_Stored data_.
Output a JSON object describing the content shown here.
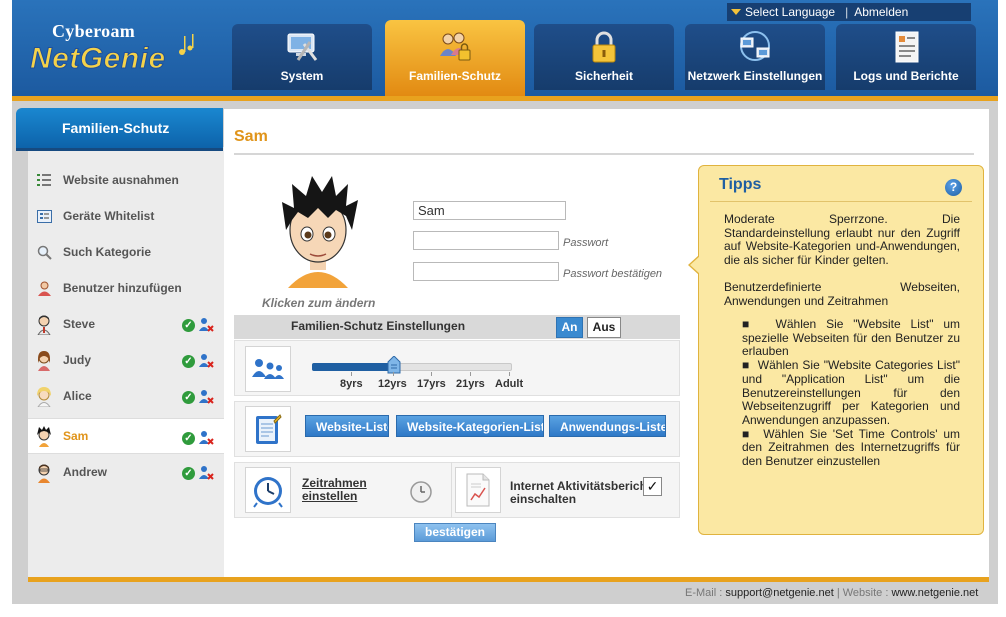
{
  "topbar": {
    "language": "Select Language",
    "logout": "Abmelden"
  },
  "logo": {
    "line1": "Cyberoam",
    "line2": "NetGenie"
  },
  "nav": [
    {
      "label": "System",
      "icon": "system-tools-icon"
    },
    {
      "label": "Familien-Schutz",
      "icon": "family-lock-icon",
      "active": true
    },
    {
      "label": "Sicherheit",
      "icon": "padlock-icon"
    },
    {
      "label": "Netzwerk Einstellungen",
      "icon": "network-icon"
    },
    {
      "label": "Logs und Berichte",
      "icon": "report-icon"
    }
  ],
  "sidebar": {
    "title": "Familien-Schutz",
    "items": [
      {
        "label": "Website ausnahmen",
        "icon": "list-icon"
      },
      {
        "label": "Geräte Whitelist",
        "icon": "device-list-icon"
      },
      {
        "label": "Such Kategorie",
        "icon": "search-icon"
      },
      {
        "label": "Benutzer hinzufügen",
        "icon": "add-user-icon"
      }
    ],
    "users": [
      {
        "name": "Steve"
      },
      {
        "name": "Judy"
      },
      {
        "name": "Alice"
      },
      {
        "name": "Sam",
        "active": true
      },
      {
        "name": "Andrew"
      }
    ]
  },
  "profile": {
    "title": "Sam",
    "avatar_caption": "Klicken zum ändern",
    "name_value": "Sam",
    "password_label": "Passwort",
    "password_confirm_label": "Passwort bestätigen"
  },
  "settings": {
    "title": "Familien-Schutz Einstellungen",
    "on_label": "An",
    "off_label": "Aus",
    "age_levels": [
      "8yrs",
      "12yrs",
      "17yrs",
      "21yrs",
      "Adult"
    ],
    "selected_age": "12yrs",
    "buttons": [
      "Website-Liste",
      "Website-Kategorien-Liste",
      "Anwendungs-Liste"
    ],
    "time_link": {
      "line1": "Zeitrahmen",
      "line2": "einstellen"
    },
    "report": {
      "line1": "Internet Aktivitätsbericht",
      "line2": "einschalten",
      "checked": true
    },
    "confirm": "bestätigen"
  },
  "tips": {
    "title": "Tipps",
    "p1": "Moderate Sperrzone. Die Standardeinstellung erlaubt nur den Zugriff auf Website-Kategorien und-Anwendungen, die als sicher für Kinder gelten.",
    "p2": "Benutzerdefinierte Webseiten, Anwendungen und Zeitrahmen",
    "bullets": [
      "Wählen Sie \"Website List\" um spezielle Webseiten für den Benutzer zu erlauben",
      "Wählen Sie \"Website Categories List\" und \"Application List\" um die Benutzereinstellungen für den Webseitenzugriff per Kategorien und Anwendungen anzupassen.",
      "Wählen Sie 'Set Time Controls' um den Zeitrahmen des Internetzugriffs für den Benutzer einzustellen"
    ]
  },
  "footer": {
    "email_label": "E-Mail :",
    "email": "support@netgenie.net",
    "sep": "|",
    "website_label": "Website :",
    "website": "www.netgenie.net"
  },
  "colors": {
    "accent": "#e0941a",
    "header_blue": "#1c5aa0",
    "tips_bg": "#fbe8a3"
  }
}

_Problem_. In the entries above, identify every line with the word "Wählen". Copy those lines.

_Answer_.
      "Wählen Sie \"Website List\" um spezielle Webseiten für den Benutzer zu erlauben",
      "Wählen Sie \"Website Categories List\" und \"Application List\" um die Benutzereinstellungen für den Webseitenzugriff per Kategorien und Anwendungen anzupassen.",
      "Wählen Sie 'Set Time Controls' um den Zeitrahmen des Internetzugriffs für den Benutzer einzustellen"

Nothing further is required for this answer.